■ **Given instruction**
Every line that contains the word "into" should be copied.

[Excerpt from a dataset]
▶

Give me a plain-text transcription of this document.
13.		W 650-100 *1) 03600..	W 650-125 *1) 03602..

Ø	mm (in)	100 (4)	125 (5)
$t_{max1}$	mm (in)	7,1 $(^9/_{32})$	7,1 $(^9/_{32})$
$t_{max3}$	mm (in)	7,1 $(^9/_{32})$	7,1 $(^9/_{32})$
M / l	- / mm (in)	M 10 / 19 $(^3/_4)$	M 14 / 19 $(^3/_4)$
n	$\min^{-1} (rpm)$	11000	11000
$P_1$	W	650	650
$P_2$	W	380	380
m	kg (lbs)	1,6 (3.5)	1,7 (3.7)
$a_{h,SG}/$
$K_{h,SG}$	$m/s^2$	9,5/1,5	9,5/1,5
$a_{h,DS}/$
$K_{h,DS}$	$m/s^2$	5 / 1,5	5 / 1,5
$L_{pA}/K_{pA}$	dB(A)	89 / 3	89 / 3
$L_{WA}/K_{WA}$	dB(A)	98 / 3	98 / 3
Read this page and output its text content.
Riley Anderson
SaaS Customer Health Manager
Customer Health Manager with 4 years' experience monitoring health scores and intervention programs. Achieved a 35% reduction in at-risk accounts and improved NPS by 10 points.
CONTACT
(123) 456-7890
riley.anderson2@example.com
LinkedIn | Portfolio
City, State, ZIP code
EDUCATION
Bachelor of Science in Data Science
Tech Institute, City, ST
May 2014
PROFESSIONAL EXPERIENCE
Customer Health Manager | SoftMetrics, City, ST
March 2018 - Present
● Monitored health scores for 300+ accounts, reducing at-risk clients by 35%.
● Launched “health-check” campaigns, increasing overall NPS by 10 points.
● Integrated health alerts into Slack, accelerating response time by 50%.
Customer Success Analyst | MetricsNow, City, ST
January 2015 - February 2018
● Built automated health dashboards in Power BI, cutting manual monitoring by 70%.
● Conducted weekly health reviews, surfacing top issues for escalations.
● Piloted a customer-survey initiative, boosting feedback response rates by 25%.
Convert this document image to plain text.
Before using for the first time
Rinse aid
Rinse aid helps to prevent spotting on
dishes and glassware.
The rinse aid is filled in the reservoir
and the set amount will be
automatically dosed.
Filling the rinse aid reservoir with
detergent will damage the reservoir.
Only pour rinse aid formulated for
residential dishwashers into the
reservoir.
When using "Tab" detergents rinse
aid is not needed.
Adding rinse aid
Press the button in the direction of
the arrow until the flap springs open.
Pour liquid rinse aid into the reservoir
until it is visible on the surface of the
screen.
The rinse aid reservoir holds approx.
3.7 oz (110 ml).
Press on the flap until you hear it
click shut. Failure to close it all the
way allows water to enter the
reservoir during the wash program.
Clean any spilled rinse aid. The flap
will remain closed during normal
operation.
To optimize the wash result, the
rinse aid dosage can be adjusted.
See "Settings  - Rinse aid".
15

◀

■ **Answer to the problem**
● Integrated health alerts into Slack, accelerating response time by 50%.
residential dishwashers into the
Pour liquid rinse aid into the reservoir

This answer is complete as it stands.